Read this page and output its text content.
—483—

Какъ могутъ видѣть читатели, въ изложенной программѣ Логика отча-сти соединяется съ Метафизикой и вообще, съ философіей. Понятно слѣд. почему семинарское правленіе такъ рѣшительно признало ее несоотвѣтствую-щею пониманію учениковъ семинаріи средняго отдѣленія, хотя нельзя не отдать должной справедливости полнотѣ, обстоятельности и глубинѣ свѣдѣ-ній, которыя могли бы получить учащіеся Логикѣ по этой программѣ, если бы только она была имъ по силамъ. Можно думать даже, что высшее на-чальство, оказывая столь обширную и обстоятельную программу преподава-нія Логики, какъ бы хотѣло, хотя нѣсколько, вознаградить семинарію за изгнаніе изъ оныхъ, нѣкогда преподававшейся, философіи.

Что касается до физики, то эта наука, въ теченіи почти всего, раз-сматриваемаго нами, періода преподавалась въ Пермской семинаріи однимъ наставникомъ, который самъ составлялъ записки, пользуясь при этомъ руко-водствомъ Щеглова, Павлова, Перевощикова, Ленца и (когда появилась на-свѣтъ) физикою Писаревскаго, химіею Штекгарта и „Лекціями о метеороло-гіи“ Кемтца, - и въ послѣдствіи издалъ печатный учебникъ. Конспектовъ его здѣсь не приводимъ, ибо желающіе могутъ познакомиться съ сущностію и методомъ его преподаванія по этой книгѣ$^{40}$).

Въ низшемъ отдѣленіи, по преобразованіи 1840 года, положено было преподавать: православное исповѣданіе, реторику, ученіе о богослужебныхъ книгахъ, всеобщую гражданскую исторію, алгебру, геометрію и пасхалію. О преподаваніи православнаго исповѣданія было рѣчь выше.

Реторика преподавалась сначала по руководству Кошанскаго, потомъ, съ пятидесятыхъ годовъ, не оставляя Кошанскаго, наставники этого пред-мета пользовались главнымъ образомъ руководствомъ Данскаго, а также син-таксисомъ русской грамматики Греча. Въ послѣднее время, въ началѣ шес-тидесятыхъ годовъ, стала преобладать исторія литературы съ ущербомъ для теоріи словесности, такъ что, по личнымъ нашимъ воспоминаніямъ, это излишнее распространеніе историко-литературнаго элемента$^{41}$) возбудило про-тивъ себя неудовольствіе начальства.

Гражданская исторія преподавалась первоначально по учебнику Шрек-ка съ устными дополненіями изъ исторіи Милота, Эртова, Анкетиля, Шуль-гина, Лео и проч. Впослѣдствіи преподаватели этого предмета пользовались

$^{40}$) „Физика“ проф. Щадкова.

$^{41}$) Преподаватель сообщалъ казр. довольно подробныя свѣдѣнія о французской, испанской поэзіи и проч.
------------
— EXERCISE BRIEF —
Restate each of the entries above verbatim.

— WRITTEN ANSWER —
Read this page and output its text content.
—483—

Какъ могутъ видѣть читатели, въ изложенной программѣ Логика отча-сти соединяется съ Метафизикой и вообще, съ философіей. Понятно слѣд. почему семинарское правленіе такъ рѣшительно признало ее несоотвѣтствую-щею пониманію учениковъ семинаріи средняго отдѣленія, хотя нельзя не отдать должной справедливости полнотѣ, обстоятельности и глубинѣ свѣдѣ-ній, которыя могли бы получить учащіеся Логикѣ по этой программѣ, если бы только она была имъ по силамъ. Можно думать даже, что высшее на-чальство, оказывая столь обширную и обстоятельную программу преподава-нія Логики, какъ бы хотѣло, хотя нѣсколько, вознаградить семинарію за изгнаніе изъ оныхъ, нѣкогда преподававшейся, философіи.

Что касается до физики, то эта наука, въ теченіи почти всего, раз-сматриваемаго нами, періода преподавалась въ Пермской семинаріи однимъ наставникомъ, который самъ составлялъ записки, пользуясь при этомъ руко-водствомъ Щеглова, Павлова, Перевощикова, Ленца и (когда появилась на-свѣтъ) физикою Писаревскаго, химіею Штекгарта и „Лекціями о метеороло-гіи“ Кемтца, - и въ послѣдствіи издалъ печатный учебникъ. Конспектовъ его здѣсь не приводимъ, ибо желающіе могутъ познакомиться съ сущностію и методомъ его преподаванія по этой книгѣ$^{40}$).

Въ низшемъ отдѣленіи, по преобразованіи 1840 года, положено было преподавать: православное исповѣданіе, реторику, ученіе о богослужебныхъ книгахъ, всеобщую гражданскую исторію, алгебру, геометрію и пасхалію. О преподаваніи православнаго исповѣданія было рѣчь выше.

Реторика преподавалась сначала по руководству Кошанскаго, потомъ, съ пятидесятыхъ годовъ, не оставляя Кошанскаго, наставники этого пред-мета пользовались главнымъ образомъ руководствомъ Данскаго, а также син-таксисомъ русской грамматики Греча. Въ послѣднее время, въ началѣ шес-тидесятыхъ годовъ, стала преобладать исторія литературы съ ущербомъ для теоріи словесности, такъ что, по личнымъ нашимъ воспоминаніямъ, это излишнее распространеніе историко-литературнаго элемента$^{41}$) возбудило про-тивъ себя неудовольствіе начальства.

Гражданская исторія преподавалась первоначально по учебнику Шрек-ка съ устными дополненіями изъ исторіи Милота, Эртова, Анкетиля, Шуль-гина, Лео и проч. Впослѣдствіи преподаватели этого предмета пользовались

$^{40}$) „Физика“ проф. Щадкова.

$^{41}$) Преподаватель сообщалъ казр. довольно подробныя свѣдѣнія о французской, испанской поэзіи и проч.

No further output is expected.